:: Task objective ::
Filter the data below for the string "ylabel" and copy each matching line.

:: Entries provided ::

+===+

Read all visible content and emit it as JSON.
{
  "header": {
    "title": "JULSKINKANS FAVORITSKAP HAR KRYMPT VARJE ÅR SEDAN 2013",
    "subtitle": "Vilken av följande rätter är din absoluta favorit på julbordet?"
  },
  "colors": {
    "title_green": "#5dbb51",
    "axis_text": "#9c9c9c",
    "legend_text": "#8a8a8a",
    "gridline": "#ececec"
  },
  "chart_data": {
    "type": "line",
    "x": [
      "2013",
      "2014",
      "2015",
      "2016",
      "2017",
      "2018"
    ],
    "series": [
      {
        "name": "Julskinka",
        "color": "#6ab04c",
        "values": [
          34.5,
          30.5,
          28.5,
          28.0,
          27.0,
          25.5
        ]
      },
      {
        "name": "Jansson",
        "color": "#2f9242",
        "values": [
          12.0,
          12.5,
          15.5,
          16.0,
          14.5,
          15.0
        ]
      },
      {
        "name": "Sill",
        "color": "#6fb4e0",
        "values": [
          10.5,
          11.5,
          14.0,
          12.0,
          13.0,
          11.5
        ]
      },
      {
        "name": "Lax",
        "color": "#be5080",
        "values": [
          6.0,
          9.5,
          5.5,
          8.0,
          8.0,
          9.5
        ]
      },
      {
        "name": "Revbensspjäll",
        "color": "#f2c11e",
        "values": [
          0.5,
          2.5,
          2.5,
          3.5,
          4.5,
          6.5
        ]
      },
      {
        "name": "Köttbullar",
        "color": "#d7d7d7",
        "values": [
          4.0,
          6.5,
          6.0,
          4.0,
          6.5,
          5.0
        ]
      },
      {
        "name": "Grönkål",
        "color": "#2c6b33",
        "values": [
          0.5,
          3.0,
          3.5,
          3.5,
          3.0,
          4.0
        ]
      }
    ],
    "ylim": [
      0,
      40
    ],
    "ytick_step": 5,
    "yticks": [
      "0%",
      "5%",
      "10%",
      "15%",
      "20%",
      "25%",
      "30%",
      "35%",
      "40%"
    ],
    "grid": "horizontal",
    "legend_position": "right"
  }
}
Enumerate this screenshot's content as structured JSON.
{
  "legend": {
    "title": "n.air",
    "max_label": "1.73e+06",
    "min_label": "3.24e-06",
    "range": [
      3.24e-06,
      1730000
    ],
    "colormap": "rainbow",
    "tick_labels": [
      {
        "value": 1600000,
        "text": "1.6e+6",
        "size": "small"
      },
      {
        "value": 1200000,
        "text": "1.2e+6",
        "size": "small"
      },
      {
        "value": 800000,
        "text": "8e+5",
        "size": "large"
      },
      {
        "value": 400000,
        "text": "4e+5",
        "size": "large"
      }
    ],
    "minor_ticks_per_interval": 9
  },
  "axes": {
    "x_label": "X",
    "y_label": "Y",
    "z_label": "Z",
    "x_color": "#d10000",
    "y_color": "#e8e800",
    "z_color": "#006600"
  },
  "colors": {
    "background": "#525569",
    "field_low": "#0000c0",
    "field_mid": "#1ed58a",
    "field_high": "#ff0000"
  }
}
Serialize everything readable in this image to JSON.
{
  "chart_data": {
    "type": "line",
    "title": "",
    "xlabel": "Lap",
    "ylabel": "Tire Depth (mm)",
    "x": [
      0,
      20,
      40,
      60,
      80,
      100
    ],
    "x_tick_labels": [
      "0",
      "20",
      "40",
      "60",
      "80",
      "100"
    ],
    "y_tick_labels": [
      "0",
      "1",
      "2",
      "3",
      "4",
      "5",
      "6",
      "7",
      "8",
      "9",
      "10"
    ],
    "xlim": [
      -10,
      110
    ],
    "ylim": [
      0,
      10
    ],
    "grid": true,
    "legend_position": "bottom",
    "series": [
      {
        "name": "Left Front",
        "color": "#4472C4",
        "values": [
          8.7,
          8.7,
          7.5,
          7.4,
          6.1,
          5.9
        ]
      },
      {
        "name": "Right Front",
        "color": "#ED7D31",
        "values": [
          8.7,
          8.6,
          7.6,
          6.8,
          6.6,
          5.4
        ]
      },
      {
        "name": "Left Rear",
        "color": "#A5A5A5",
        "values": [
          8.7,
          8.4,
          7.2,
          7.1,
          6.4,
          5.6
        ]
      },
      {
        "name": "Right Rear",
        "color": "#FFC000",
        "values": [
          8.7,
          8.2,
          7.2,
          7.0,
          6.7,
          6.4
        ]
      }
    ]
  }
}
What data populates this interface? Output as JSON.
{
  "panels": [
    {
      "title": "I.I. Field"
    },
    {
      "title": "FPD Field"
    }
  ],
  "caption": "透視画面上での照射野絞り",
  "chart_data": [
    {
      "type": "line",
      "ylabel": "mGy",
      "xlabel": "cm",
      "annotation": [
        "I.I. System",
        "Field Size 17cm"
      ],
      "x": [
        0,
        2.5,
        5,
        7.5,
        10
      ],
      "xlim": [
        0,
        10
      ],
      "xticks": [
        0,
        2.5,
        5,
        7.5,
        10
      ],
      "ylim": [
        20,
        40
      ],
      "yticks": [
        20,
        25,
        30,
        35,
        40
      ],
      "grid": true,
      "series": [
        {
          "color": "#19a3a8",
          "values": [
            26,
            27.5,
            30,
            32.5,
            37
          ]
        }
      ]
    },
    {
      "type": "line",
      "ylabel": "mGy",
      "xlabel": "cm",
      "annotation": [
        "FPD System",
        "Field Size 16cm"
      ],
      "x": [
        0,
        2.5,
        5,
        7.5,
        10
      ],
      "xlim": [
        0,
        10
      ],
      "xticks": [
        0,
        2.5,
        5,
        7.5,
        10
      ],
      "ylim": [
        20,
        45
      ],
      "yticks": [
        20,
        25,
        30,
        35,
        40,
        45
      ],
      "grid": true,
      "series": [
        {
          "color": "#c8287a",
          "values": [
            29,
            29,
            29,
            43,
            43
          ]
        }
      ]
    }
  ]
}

+===+

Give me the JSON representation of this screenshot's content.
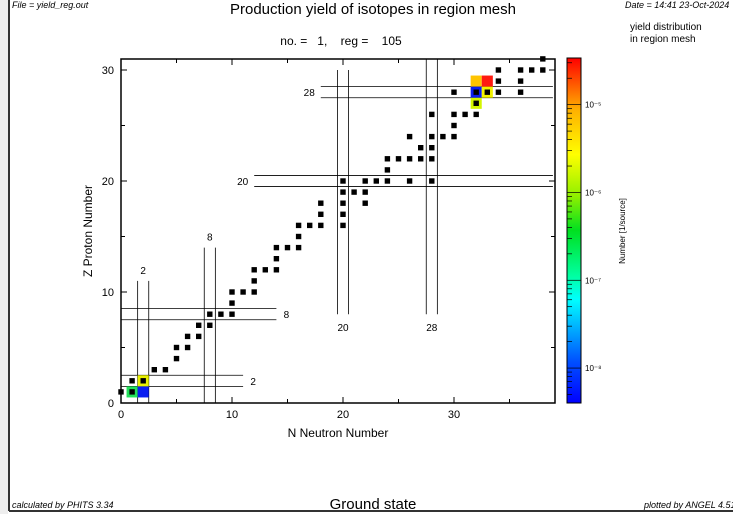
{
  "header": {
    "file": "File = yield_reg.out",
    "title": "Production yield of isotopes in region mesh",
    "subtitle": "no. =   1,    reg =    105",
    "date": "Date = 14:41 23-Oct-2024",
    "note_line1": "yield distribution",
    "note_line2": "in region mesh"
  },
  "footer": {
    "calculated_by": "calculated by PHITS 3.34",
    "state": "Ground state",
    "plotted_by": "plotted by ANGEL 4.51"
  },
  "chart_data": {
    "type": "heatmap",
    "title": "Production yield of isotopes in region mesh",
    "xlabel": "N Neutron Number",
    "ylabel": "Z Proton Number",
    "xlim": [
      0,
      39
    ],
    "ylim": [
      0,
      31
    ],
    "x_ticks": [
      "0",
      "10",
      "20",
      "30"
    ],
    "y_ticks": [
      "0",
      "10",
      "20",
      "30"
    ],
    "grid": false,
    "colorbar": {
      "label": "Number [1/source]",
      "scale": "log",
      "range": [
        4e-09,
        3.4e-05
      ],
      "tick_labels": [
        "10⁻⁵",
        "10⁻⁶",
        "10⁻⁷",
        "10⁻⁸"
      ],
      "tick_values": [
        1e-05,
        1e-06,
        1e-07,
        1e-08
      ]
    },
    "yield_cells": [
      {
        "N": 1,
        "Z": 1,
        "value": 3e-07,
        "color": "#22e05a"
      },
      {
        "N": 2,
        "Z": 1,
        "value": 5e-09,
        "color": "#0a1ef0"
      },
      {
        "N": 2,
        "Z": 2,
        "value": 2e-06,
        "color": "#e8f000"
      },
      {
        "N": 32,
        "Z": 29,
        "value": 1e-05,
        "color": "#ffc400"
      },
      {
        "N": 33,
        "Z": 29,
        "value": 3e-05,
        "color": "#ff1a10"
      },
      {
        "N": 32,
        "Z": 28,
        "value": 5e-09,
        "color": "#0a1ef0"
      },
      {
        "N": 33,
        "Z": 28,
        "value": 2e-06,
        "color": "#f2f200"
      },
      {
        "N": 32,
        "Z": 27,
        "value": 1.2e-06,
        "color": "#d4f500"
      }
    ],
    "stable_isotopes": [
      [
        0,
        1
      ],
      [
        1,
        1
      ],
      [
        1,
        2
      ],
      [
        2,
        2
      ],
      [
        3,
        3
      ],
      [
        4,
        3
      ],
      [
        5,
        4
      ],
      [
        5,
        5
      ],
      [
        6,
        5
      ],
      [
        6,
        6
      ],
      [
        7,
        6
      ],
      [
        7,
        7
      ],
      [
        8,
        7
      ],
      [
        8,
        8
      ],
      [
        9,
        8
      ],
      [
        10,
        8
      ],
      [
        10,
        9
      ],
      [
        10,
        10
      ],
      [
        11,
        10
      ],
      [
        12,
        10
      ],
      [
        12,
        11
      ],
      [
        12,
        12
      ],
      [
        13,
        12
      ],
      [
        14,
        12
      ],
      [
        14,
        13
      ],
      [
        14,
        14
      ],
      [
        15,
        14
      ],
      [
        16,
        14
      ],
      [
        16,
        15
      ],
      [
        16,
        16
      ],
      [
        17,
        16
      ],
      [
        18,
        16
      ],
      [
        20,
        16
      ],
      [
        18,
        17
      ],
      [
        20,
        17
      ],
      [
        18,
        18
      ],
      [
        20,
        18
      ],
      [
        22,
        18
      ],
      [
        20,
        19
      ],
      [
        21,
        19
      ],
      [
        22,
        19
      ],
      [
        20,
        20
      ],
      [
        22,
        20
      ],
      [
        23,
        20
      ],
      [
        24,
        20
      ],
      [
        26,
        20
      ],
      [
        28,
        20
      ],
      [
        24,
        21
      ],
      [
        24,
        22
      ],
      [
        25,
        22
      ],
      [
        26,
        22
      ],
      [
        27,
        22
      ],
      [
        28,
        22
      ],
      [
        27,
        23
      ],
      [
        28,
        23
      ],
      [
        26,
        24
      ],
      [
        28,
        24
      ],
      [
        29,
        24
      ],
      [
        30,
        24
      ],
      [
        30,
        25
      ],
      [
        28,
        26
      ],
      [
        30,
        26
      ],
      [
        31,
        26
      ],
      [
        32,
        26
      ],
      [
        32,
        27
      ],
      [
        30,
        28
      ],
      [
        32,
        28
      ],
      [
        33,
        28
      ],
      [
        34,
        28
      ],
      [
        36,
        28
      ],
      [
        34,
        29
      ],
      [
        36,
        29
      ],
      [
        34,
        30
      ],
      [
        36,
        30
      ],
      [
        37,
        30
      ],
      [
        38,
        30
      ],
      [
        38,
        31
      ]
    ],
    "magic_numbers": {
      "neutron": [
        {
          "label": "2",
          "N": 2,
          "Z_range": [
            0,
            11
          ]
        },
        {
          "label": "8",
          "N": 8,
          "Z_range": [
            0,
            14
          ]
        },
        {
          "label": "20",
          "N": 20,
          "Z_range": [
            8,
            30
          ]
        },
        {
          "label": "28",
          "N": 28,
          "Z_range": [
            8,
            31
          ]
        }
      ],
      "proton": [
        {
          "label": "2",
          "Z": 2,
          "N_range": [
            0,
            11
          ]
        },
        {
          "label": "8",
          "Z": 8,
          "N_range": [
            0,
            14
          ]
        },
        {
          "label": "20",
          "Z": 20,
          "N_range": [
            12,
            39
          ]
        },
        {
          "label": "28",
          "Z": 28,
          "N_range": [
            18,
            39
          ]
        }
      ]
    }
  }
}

+===+

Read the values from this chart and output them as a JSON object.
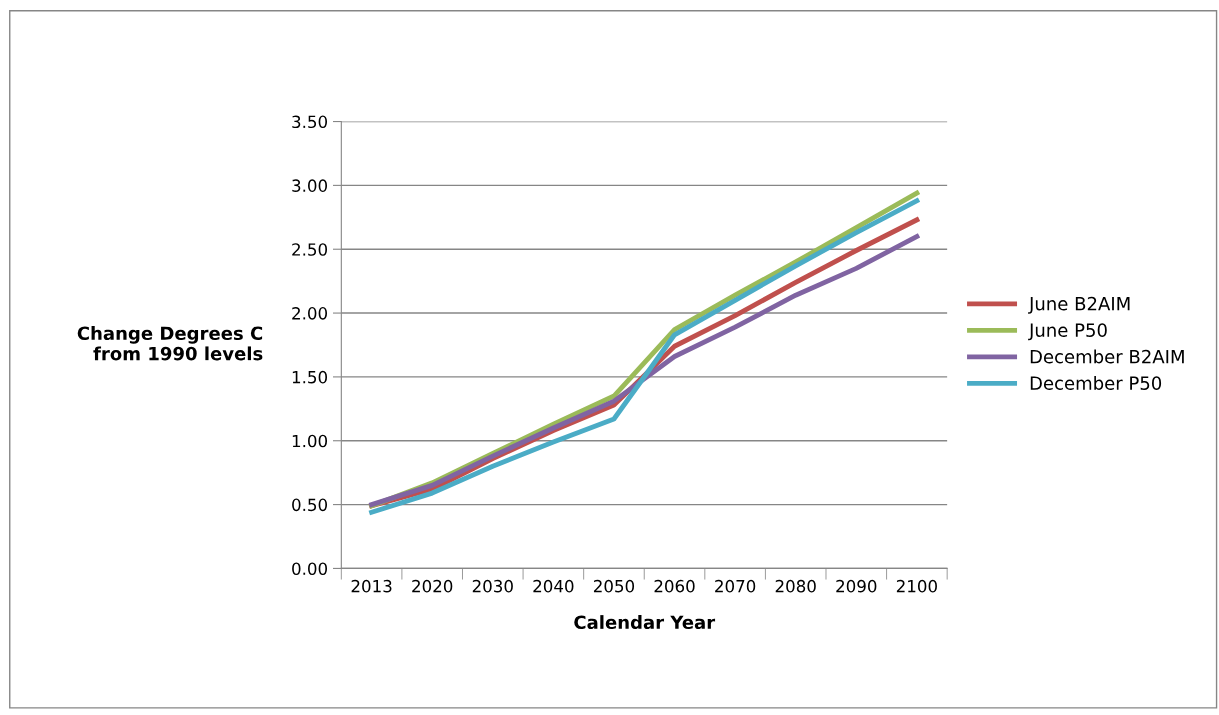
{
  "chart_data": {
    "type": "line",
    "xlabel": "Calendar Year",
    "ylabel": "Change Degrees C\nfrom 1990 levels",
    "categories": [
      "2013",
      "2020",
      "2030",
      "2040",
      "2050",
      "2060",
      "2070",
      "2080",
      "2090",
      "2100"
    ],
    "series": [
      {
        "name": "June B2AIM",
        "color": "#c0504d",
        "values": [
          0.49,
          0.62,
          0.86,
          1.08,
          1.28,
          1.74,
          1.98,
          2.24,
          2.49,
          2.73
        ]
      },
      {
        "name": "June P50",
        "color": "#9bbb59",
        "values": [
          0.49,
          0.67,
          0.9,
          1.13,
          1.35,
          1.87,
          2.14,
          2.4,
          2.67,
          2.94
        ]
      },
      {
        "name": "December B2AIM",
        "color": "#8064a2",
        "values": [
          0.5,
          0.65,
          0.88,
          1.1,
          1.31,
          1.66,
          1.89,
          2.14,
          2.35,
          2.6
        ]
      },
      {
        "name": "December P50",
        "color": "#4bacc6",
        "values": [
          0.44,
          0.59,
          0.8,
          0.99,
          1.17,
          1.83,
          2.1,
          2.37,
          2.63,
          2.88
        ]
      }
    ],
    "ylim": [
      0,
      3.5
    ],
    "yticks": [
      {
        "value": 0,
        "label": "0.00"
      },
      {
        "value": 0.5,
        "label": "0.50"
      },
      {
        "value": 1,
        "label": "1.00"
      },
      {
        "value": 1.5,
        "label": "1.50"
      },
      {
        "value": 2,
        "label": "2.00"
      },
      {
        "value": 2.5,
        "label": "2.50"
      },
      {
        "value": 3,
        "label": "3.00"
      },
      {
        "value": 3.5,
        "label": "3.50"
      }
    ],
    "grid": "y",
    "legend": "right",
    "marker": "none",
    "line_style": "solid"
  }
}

+===+

:: Response ::
    "ylabel": "Tire Depth (mm)",
      "ylabel": "mGy",
      "ylabel": "mGy",
    "ylabel": "Z Proton Number",
    "ylabel": "Change Degrees C\nfrom 1990 levels",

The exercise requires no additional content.